#### Extracted data:
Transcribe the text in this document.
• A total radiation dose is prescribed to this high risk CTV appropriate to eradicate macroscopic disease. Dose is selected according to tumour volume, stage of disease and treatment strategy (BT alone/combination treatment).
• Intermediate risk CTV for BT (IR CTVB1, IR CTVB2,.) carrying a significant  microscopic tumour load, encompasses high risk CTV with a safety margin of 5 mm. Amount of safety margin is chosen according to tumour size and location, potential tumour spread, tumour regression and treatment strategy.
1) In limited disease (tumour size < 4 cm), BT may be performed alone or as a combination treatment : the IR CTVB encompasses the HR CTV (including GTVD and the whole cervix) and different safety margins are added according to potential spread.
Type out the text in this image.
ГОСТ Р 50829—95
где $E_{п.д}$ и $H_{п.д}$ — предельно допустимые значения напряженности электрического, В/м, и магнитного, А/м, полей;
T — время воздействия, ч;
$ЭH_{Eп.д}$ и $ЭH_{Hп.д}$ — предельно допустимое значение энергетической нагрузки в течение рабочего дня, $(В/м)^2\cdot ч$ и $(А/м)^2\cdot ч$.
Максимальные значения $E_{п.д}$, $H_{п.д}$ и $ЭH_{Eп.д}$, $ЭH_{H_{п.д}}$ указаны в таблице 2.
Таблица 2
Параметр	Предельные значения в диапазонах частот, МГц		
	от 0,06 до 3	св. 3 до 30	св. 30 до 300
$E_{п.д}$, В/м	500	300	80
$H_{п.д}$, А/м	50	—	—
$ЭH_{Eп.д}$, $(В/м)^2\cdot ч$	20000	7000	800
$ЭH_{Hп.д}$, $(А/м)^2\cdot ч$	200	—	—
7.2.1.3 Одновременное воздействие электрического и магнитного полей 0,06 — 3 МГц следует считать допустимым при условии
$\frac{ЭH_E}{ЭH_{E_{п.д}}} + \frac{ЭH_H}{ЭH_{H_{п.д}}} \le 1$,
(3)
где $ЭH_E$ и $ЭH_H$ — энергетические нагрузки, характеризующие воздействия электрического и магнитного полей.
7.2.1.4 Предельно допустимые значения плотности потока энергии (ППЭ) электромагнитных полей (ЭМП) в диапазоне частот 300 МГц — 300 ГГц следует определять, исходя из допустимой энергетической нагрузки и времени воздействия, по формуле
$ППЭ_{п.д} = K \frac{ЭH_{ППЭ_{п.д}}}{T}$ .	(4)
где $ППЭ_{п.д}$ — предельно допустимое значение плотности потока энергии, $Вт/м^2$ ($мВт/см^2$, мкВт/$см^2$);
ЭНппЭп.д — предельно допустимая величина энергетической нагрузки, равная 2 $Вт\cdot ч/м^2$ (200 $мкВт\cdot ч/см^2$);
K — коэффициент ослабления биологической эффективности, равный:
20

#### The exercise:
Respond with the number of lines containing "полей" and no additional words.

#### Full solution:
4